▶ _EXERCISE TASK_: The records that follow are to be repeated without alteration.

▶ _DATA TO USE_:
....................

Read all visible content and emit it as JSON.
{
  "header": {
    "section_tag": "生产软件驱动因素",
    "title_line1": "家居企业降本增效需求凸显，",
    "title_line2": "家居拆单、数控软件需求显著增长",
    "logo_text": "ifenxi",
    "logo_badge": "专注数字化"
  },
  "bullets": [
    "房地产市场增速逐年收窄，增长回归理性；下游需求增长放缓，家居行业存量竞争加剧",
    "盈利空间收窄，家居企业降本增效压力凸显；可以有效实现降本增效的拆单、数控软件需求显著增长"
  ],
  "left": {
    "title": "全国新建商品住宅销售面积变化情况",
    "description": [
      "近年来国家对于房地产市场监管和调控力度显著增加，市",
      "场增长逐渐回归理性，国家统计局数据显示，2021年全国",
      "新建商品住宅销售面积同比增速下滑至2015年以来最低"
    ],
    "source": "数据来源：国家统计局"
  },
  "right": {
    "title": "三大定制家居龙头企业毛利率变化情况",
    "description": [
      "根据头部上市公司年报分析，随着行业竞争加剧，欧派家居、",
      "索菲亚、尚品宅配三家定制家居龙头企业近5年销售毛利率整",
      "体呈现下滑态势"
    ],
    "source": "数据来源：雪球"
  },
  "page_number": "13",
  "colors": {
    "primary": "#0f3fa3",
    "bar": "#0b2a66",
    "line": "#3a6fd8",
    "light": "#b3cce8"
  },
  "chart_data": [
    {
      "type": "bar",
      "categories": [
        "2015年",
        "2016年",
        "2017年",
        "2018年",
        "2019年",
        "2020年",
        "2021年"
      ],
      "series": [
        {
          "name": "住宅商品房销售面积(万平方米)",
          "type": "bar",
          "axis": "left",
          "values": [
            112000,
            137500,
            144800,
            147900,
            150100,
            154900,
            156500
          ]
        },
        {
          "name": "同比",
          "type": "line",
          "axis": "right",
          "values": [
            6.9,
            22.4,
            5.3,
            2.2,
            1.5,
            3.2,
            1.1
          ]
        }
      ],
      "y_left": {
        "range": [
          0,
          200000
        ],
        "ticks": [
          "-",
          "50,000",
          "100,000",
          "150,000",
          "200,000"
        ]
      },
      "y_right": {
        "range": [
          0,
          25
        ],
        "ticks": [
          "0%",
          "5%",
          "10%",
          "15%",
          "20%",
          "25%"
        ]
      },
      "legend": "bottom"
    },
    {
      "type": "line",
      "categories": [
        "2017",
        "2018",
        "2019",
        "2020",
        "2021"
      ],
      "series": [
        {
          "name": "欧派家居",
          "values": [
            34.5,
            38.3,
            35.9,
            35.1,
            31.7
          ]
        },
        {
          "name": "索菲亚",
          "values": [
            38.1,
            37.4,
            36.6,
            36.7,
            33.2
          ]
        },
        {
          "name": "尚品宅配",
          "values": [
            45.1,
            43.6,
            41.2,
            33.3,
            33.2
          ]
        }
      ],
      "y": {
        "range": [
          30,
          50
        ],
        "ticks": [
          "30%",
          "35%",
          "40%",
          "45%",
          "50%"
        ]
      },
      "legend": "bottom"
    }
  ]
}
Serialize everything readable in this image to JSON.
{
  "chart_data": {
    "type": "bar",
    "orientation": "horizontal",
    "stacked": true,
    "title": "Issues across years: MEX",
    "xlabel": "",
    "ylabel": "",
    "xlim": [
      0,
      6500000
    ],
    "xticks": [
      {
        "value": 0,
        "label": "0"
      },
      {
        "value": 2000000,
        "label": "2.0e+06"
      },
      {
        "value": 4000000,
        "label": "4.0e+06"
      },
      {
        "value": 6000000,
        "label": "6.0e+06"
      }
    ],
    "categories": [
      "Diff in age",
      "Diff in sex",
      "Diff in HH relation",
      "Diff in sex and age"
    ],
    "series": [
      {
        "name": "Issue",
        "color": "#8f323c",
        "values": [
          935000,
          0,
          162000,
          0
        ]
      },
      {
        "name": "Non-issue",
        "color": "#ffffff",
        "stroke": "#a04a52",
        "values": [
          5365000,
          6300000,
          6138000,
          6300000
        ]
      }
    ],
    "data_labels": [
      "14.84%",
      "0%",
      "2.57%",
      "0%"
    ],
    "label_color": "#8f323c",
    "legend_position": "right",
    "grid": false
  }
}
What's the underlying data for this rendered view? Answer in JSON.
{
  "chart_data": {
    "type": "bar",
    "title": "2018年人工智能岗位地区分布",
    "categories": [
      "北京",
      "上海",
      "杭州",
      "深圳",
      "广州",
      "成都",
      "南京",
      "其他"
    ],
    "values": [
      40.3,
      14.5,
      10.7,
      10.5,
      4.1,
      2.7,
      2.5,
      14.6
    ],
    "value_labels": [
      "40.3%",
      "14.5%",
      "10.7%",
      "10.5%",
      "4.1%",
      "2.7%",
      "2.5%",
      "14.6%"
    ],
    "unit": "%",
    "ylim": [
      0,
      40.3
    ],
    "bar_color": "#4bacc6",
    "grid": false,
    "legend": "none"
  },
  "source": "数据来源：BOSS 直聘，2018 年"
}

....................

▶ _EXERCISE ANSWER_:
Read all visible content and emit it as JSON.
{
  "header": {
    "section_tag": "生产软件驱动因素",
    "title_line1": "家居企业降本增效需求凸显，",
    "title_line2": "家居拆单、数控软件需求显著增长",
    "logo_text": "ifenxi",
    "logo_badge": "专注数字化"
  },
  "bullets": [
    "房地产市场增速逐年收窄，增长回归理性；下游需求增长放缓，家居行业存量竞争加剧",
    "盈利空间收窄，家居企业降本增效压力凸显；可以有效实现降本增效的拆单、数控软件需求显著增长"
  ],
  "left": {
    "title": "全国新建商品住宅销售面积变化情况",
    "description": [
      "近年来国家对于房地产市场监管和调控力度显著增加，市",
      "场增长逐渐回归理性，国家统计局数据显示，2021年全国",
      "新建商品住宅销售面积同比增速下滑至2015年以来最低"
    ],
    "source": "数据来源：国家统计局"
  },
  "right": {
    "title": "三大定制家居龙头企业毛利率变化情况",
    "description": [
      "根据头部上市公司年报分析，随着行业竞争加剧，欧派家居、",
      "索菲亚、尚品宅配三家定制家居龙头企业近5年销售毛利率整",
      "体呈现下滑态势"
    ],
    "source": "数据来源：雪球"
  },
  "page_number": "13",
  "colors": {
    "primary": "#0f3fa3",
    "bar": "#0b2a66",
    "line": "#3a6fd8",
    "light": "#b3cce8"
  },
  "chart_data": [
    {
      "type": "bar",
      "categories": [
        "2015年",
        "2016年",
        "2017年",
        "2018年",
        "2019年",
        "2020年",
        "2021年"
      ],
      "series": [
        {
          "name": "住宅商品房销售面积(万平方米)",
          "type": "bar",
          "axis": "left",
          "values": [
            112000,
            137500,
            144800,
            147900,
            150100,
            154900,
            156500
          ]
        },
        {
          "name": "同比",
          "type": "line",
          "axis": "right",
          "values": [
            6.9,
            22.4,
            5.3,
            2.2,
            1.5,
            3.2,
            1.1
          ]
        }
      ],
      "y_left": {
        "range": [
          0,
          200000
        ],
        "ticks": [
          "-",
          "50,000",
          "100,000",
          "150,000",
          "200,000"
        ]
      },
      "y_right": {
        "range": [
          0,
          25
        ],
        "ticks": [
          "0%",
          "5%",
          "10%",
          "15%",
          "20%",
          "25%"
        ]
      },
      "legend": "bottom"
    },
    {
      "type": "line",
      "categories": [
        "2017",
        "2018",
        "2019",
        "2020",
        "2021"
      ],
      "series": [
        {
          "name": "欧派家居",
          "values": [
            34.5,
            38.3,
            35.9,
            35.1,
            31.7
          ]
        },
        {
          "name": "索菲亚",
          "values": [
            38.1,
            37.4,
            36.6,
            36.7,
            33.2
          ]
        },
        {
          "name": "尚品宅配",
          "values": [
            45.1,
            43.6,
            41.2,
            33.3,
            33.2
          ]
        }
      ],
      "y": {
        "range": [
          30,
          50
        ],
        "ticks": [
          "30%",
          "35%",
          "40%",
          "45%",
          "50%"
        ]
      },
      "legend": "bottom"
    }
  ]
}
Serialize everything readable in this image to JSON.
{
  "chart_data": {
    "type": "bar",
    "orientation": "horizontal",
    "stacked": true,
    "title": "Issues across years: MEX",
    "xlabel": "",
    "ylabel": "",
    "xlim": [
      0,
      6500000
    ],
    "xticks": [
      {
        "value": 0,
        "label": "0"
      },
      {
        "value": 2000000,
        "label": "2.0e+06"
      },
      {
        "value": 4000000,
        "label": "4.0e+06"
      },
      {
        "value": 6000000,
        "label": "6.0e+06"
      }
    ],
    "categories": [
      "Diff in age",
      "Diff in sex",
      "Diff in HH relation",
      "Diff in sex and age"
    ],
    "series": [
      {
        "name": "Issue",
        "color": "#8f323c",
        "values": [
          935000,
          0,
          162000,
          0
        ]
      },
      {
        "name": "Non-issue",
        "color": "#ffffff",
        "stroke": "#a04a52",
        "values": [
          5365000,
          6300000,
          6138000,
          6300000
        ]
      }
    ],
    "data_labels": [
      "14.84%",
      "0%",
      "2.57%",
      "0%"
    ],
    "label_color": "#8f323c",
    "legend_position": "right",
    "grid": false
  }
}
What's the underlying data for this rendered view? Answer in JSON.
{
  "chart_data": {
    "type": "bar",
    "title": "2018年人工智能岗位地区分布",
    "categories": [
      "北京",
      "上海",
      "杭州",
      "深圳",
      "广州",
      "成都",
      "南京",
      "其他"
    ],
    "values": [
      40.3,
      14.5,
      10.7,
      10.5,
      4.1,
      2.7,
      2.5,
      14.6
    ],
    "value_labels": [
      "40.3%",
      "14.5%",
      "10.7%",
      "10.5%",
      "4.1%",
      "2.7%",
      "2.5%",
      "14.6%"
    ],
    "unit": "%",
    "ylim": [
      0,
      40.3
    ],
    "bar_color": "#4bacc6",
    "grid": false,
    "legend": "none"
  },
  "source": "数据来源：BOSS 直聘，2018 年"
}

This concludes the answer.